[Layout element entries]
------------------------------------------------------------
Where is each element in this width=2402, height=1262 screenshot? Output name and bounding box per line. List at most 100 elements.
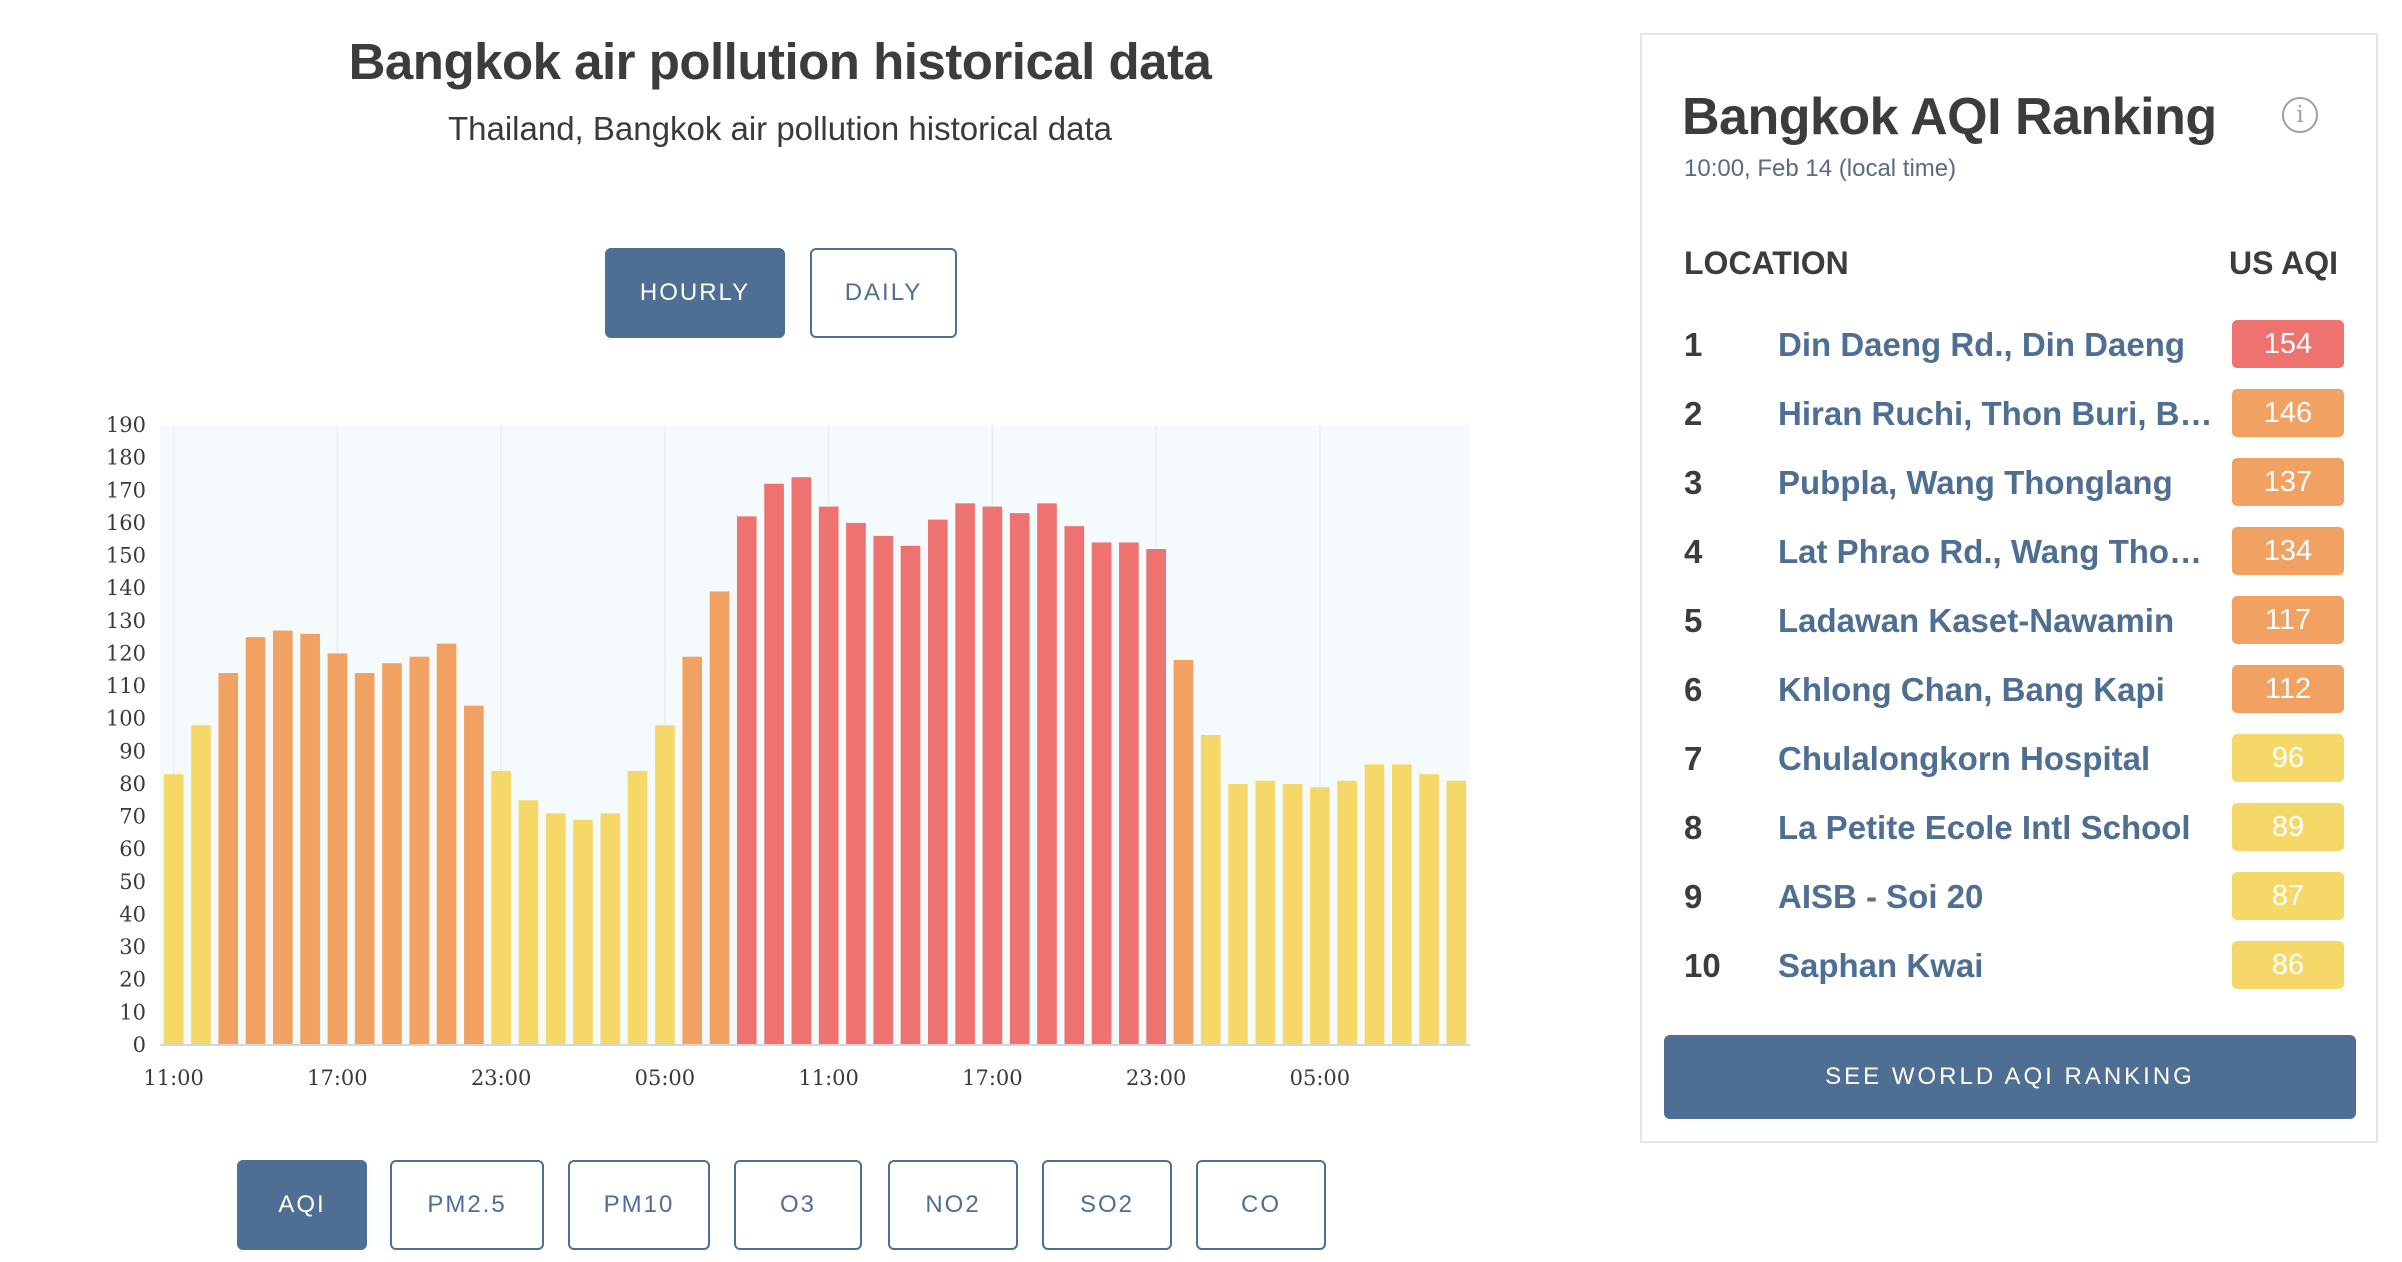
chart-svg: 0 10 20 30 40 50 60 70 80 90 100 110 120 130 140 150 160…	[106, 413, 1470, 1090]
aqi-bar	[245, 637, 266, 1045]
ranking-row[interactable]: 5 Ladawan Kaset-Nawamin 117	[1684, 596, 2344, 646]
station-name-link[interactable]: Chulalongkorn Hospital	[1778, 740, 2151, 777]
location-column-header: LOCATION	[1684, 245, 1849, 281]
y-tick-label: 80	[119, 772, 146, 796]
station-name-link[interactable]: Pubpla, Wang Thonglang	[1778, 464, 2173, 501]
rank-number: 1	[1684, 326, 1703, 363]
aqi-bar	[327, 653, 348, 1045]
x-tick-label: 05:00	[635, 1066, 696, 1090]
aqi-bar	[655, 725, 675, 1045]
rank-number: 10	[1684, 947, 1721, 984]
y-tick-label: 110	[106, 674, 146, 698]
ranking-row[interactable]: 1 Din Daeng Rd., Din Daeng 154	[1684, 320, 2344, 370]
rank-number: 5	[1684, 602, 1703, 639]
ranking-row[interactable]: 6 Khlong Chan, Bang Kapi 112	[1684, 665, 2344, 715]
station-name-link[interactable]: AISB - Soi 20	[1778, 878, 1984, 915]
aqi-bar	[1091, 542, 1112, 1045]
station-name-link[interactable]: Saphan Kwai	[1778, 947, 1984, 984]
aqi-bar	[1200, 735, 1221, 1045]
ranking-row[interactable]: 7 Chulalongkorn Hospital 96	[1684, 734, 2344, 784]
rank-number: 4	[1684, 533, 1703, 570]
aqi-bar	[1446, 780, 1467, 1045]
aqi-bar	[545, 813, 566, 1045]
aqi-bar	[1255, 780, 1276, 1045]
y-tick-label: 140	[106, 576, 146, 600]
aqi-badge: 86	[2232, 941, 2344, 989]
pollutant-no2-button[interactable]: NO2	[888, 1160, 1018, 1250]
rank-number: 3	[1684, 464, 1703, 501]
y-tick-label: 100	[106, 707, 146, 731]
x-tick-label: 05:00	[1290, 1066, 1351, 1090]
ranking-row[interactable]: 2 Hiran Ruchi, Thon Buri, Bangkok 146	[1684, 389, 2344, 439]
ranking-row[interactable]: 4 Lat Phrao Rd., Wang Thonglang 134	[1684, 527, 2344, 577]
aqi-bar	[491, 770, 511, 1045]
aqi-bar	[464, 705, 484, 1045]
aqi-bar	[873, 535, 894, 1045]
pollutant-pm10-button[interactable]: PM10	[568, 1160, 710, 1250]
y-tick-label: 160	[106, 511, 146, 535]
x-tick-label: 11:00	[798, 1066, 859, 1090]
aqi-bar	[1282, 783, 1303, 1045]
aqi-bar-chart: 0 10 20 30 40 50 60 70 80 90 100 110 120 130 140 150 160…	[60, 400, 1480, 1100]
pollutant-aqi-button[interactable]: AQI	[237, 1160, 367, 1250]
aqi-bar	[436, 643, 457, 1045]
aqi-bar	[818, 506, 839, 1045]
y-tick-label: 150	[106, 544, 146, 568]
x-tick-label: 11:00	[143, 1066, 204, 1090]
y-tick-label: 0	[133, 1033, 146, 1057]
aqi-bar	[409, 656, 430, 1045]
aqi-bar	[1419, 774, 1439, 1045]
station-name-link[interactable]: Khlong Chan, Bang Kapi	[1778, 671, 2165, 708]
aqi-bar	[1064, 526, 1085, 1045]
x-tick-label: 23:00	[1126, 1066, 1187, 1090]
station-name-link[interactable]: Lat Phrao Rd., Wang Thonglang	[1778, 533, 2218, 570]
ranking-row[interactable]: 3 Pubpla, Wang Thonglang 137	[1684, 458, 2344, 508]
station-name-link[interactable]: Ladawan Kaset-Nawamin	[1778, 602, 2175, 639]
aqi-bar	[382, 663, 402, 1045]
pollutant-o3-button[interactable]: O3	[734, 1160, 862, 1250]
aqi-badge: 89	[2232, 803, 2344, 851]
pollutant-co-button[interactable]: CO	[1196, 1160, 1326, 1250]
aqi-bar	[682, 656, 703, 1045]
plot-background	[160, 425, 1470, 1045]
aqi-badge: 117	[2232, 596, 2344, 644]
info-icon[interactable]: i	[2282, 97, 2318, 133]
x-tick-label: 17:00	[962, 1066, 1023, 1090]
y-tick-label: 30	[119, 935, 146, 959]
ranking-row[interactable]: 8 La Petite Ecole Intl School 89	[1684, 803, 2344, 853]
see-world-aqi-ranking-button[interactable]: SEE WORLD AQI RANKING	[1664, 1035, 2356, 1119]
aqi-bar	[982, 506, 1003, 1045]
aqi-badge: 96	[2232, 734, 2344, 782]
aqi-bar	[1364, 764, 1385, 1045]
hourly-button[interactable]: HOURLY	[605, 248, 785, 338]
y-tick-label: 90	[119, 739, 146, 763]
y-tick-label: 180	[106, 446, 146, 470]
aqi-bar	[1173, 659, 1194, 1045]
aqi-bar	[354, 673, 375, 1045]
pollutant-pm25-button[interactable]: PM2.5	[390, 1160, 544, 1250]
pollutant-so2-button[interactable]: SO2	[1042, 1160, 1172, 1250]
aqi-ranking-card: Bangkok AQI Ranking i 10:00, Feb 14 (loc…	[1640, 33, 2378, 1143]
ranking-title: Bangkok AQI Ranking	[1682, 88, 2217, 146]
y-tick-label: 50	[119, 870, 146, 894]
ranking-row[interactable]: 10 Saphan Kwai 86	[1684, 941, 2344, 991]
page-subtitle: Thailand, Bangkok air pollution historic…	[447, 110, 1113, 147]
y-tick-label: 20	[119, 968, 146, 992]
station-name-link[interactable]: La Petite Ecole Intl School	[1778, 809, 2191, 846]
station-name-link[interactable]: Din Daeng Rd., Din Daeng	[1778, 326, 2186, 363]
aqi-badge: 154	[2232, 320, 2344, 368]
ranking-row[interactable]: 9 AISB - Soi 20 87	[1684, 872, 2344, 922]
daily-button[interactable]: DAILY	[810, 248, 957, 338]
y-tick-label: 60	[119, 837, 146, 861]
x-tick-label: 17:00	[307, 1066, 368, 1090]
y-tick-label: 40	[119, 902, 146, 926]
aqi-bar	[1146, 549, 1166, 1045]
aqi-bar	[163, 774, 184, 1045]
aqi-bar	[518, 800, 539, 1045]
y-tick-label: 130	[106, 609, 146, 633]
station-name-link[interactable]: Hiran Ruchi, Thon Buri, Bangkok	[1778, 395, 2218, 432]
aqi-bar	[791, 477, 812, 1045]
aqi-badge: 87	[2232, 872, 2344, 920]
rank-number: 2	[1684, 395, 1703, 432]
aqi-bar	[573, 819, 593, 1045]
------------------------------------------------------------
Return the items above line for line, exactly as they appear, but omit the pictures.

Solved exercise:
Where is each element in this width=2402, height=1262 screenshot? Output name and bounding box per line. List at most 100 elements.
chart-svg: 0 10 20 30 40 50 60 70 80 90 100 110 120 130 140 150 160…	[106, 413, 1470, 1090]
aqi-bar	[245, 637, 266, 1045]
ranking-row[interactable]: 5 Ladawan Kaset-Nawamin 117	[1684, 596, 2344, 646]
station-name-link[interactable]: Chulalongkorn Hospital	[1778, 740, 2151, 777]
location-column-header: LOCATION	[1684, 245, 1849, 281]
y-tick-label: 80	[119, 772, 146, 796]
station-name-link[interactable]: Pubpla, Wang Thonglang	[1778, 464, 2173, 501]
rank-number: 1	[1684, 326, 1703, 363]
aqi-bar	[327, 653, 348, 1045]
x-tick-label: 05:00	[635, 1066, 696, 1090]
aqi-bar	[655, 725, 675, 1045]
rank-number: 10	[1684, 947, 1721, 984]
y-tick-label: 110	[106, 674, 146, 698]
ranking-row[interactable]: 1 Din Daeng Rd., Din Daeng 154	[1684, 320, 2344, 370]
rank-number: 5	[1684, 602, 1703, 639]
ranking-row[interactable]: 6 Khlong Chan, Bang Kapi 112	[1684, 665, 2344, 715]
station-name-link[interactable]: AISB - Soi 20	[1778, 878, 1984, 915]
aqi-bar	[1091, 542, 1112, 1045]
station-name-link[interactable]: Saphan Kwai	[1778, 947, 1984, 984]
aqi-bar	[1200, 735, 1221, 1045]
ranking-row[interactable]: 7 Chulalongkorn Hospital 96	[1684, 734, 2344, 784]
rank-number: 4	[1684, 533, 1703, 570]
aqi-bar	[1446, 780, 1467, 1045]
aqi-bar	[545, 813, 566, 1045]
aqi-bar	[1255, 780, 1276, 1045]
y-tick-label: 140	[106, 576, 146, 600]
aqi-badge: 86	[2232, 941, 2344, 989]
pollutant-no2-button[interactable]: NO2	[888, 1160, 1018, 1250]
rank-number: 3	[1684, 464, 1703, 501]
y-tick-label: 100	[106, 707, 146, 731]
x-tick-label: 05:00	[1290, 1066, 1351, 1090]
ranking-row[interactable]: 2 Hiran Ruchi, Thon Buri, Bangkok 146	[1684, 389, 2344, 439]
ranking-row[interactable]: 4 Lat Phrao Rd., Wang Thonglang 134	[1684, 527, 2344, 577]
aqi-bar	[491, 770, 511, 1045]
aqi-bar	[464, 705, 484, 1045]
aqi-bar	[873, 535, 894, 1045]
pollutant-pm10-button[interactable]: PM10	[568, 1160, 710, 1250]
y-tick-label: 160	[106, 511, 146, 535]
x-tick-label: 11:00	[798, 1066, 859, 1090]
aqi-bar	[1282, 783, 1303, 1045]
aqi-bar-chart: 0 10 20 30 40 50 60 70 80 90 100 110 120 130 140 150 160…	[60, 400, 1480, 1100]
pollutant-aqi-button[interactable]: AQI	[237, 1160, 367, 1250]
aqi-bar	[436, 643, 457, 1045]
aqi-bar	[818, 506, 839, 1045]
y-tick-label: 150	[106, 544, 146, 568]
x-tick-label: 11:00	[143, 1066, 204, 1090]
y-tick-label: 0	[133, 1033, 146, 1057]
aqi-bar	[409, 656, 430, 1045]
aqi-bar	[1419, 774, 1439, 1045]
station-name-link[interactable]: Khlong Chan, Bang Kapi	[1778, 671, 2165, 708]
aqi-bar	[1064, 526, 1085, 1045]
x-tick-label: 23:00	[1126, 1066, 1187, 1090]
station-name-link[interactable]: Lat Phrao Rd., Wang Thonglang	[1778, 533, 2218, 570]
ranking-row[interactable]: 3 Pubpla, Wang Thonglang 137	[1684, 458, 2344, 508]
station-name-link[interactable]: Ladawan Kaset-Nawamin	[1778, 602, 2175, 639]
aqi-bar	[382, 663, 402, 1045]
pollutant-o3-button[interactable]: O3	[734, 1160, 862, 1250]
aqi-badge: 89	[2232, 803, 2344, 851]
pollutant-co-button[interactable]: CO	[1196, 1160, 1326, 1250]
aqi-bar	[682, 656, 703, 1045]
plot-background	[160, 425, 1470, 1045]
aqi-badge: 117	[2232, 596, 2344, 644]
info-icon[interactable]: i	[2282, 97, 2318, 133]
x-tick-label: 17:00	[962, 1066, 1023, 1090]
y-tick-label: 30	[119, 935, 146, 959]
ranking-row[interactable]: 8 La Petite Ecole Intl School 89	[1684, 803, 2344, 853]
see-world-aqi-ranking-button[interactable]: SEE WORLD AQI RANKING	[1664, 1035, 2356, 1119]
aqi-bar	[982, 506, 1003, 1045]
aqi-badge: 96	[2232, 734, 2344, 782]
aqi-bar	[1364, 764, 1385, 1045]
hourly-button[interactable]: HOURLY	[605, 248, 785, 338]
y-tick-label: 90	[119, 739, 146, 763]
y-tick-label: 180	[106, 446, 146, 470]
aqi-bar	[1173, 659, 1194, 1045]
aqi-bar	[354, 673, 375, 1045]
pollutant-pm25-button[interactable]: PM2.5	[390, 1160, 544, 1250]
pollutant-so2-button[interactable]: SO2	[1042, 1160, 1172, 1250]
aqi-ranking-card: Bangkok AQI Ranking i 10:00, Feb 14 (loc…	[1640, 33, 2378, 1143]
ranking-title: Bangkok AQI Ranking	[1682, 88, 2217, 146]
y-tick-label: 50	[119, 870, 146, 894]
ranking-row[interactable]: 10 Saphan Kwai 86	[1684, 941, 2344, 991]
page-subtitle: Thailand, Bangkok air pollution historic…	[447, 110, 1113, 147]
y-tick-label: 20	[119, 968, 146, 992]
station-name-link[interactable]: La Petite Ecole Intl School	[1778, 809, 2191, 846]
station-name-link[interactable]: Din Daeng Rd., Din Daeng	[1778, 326, 2186, 363]
aqi-badge: 154	[2232, 320, 2344, 368]
ranking-row[interactable]: 9 AISB - Soi 20 87	[1684, 872, 2344, 922]
daily-button[interactable]: DAILY	[810, 248, 957, 338]
y-tick-label: 60	[119, 837, 146, 861]
x-tick-label: 17:00	[307, 1066, 368, 1090]
y-tick-label: 40	[119, 902, 146, 926]
aqi-bar	[1146, 549, 1166, 1045]
aqi-bar	[163, 774, 184, 1045]
aqi-bar	[518, 800, 539, 1045]
y-tick-label: 130	[106, 609, 146, 633]
station-name-link[interactable]: Hiran Ruchi, Thon Buri, Bangkok	[1778, 395, 2218, 432]
aqi-bar	[791, 477, 812, 1045]
aqi-badge: 87	[2232, 872, 2344, 920]
rank-number: 2	[1684, 395, 1703, 432]
aqi-bar	[573, 819, 593, 1045]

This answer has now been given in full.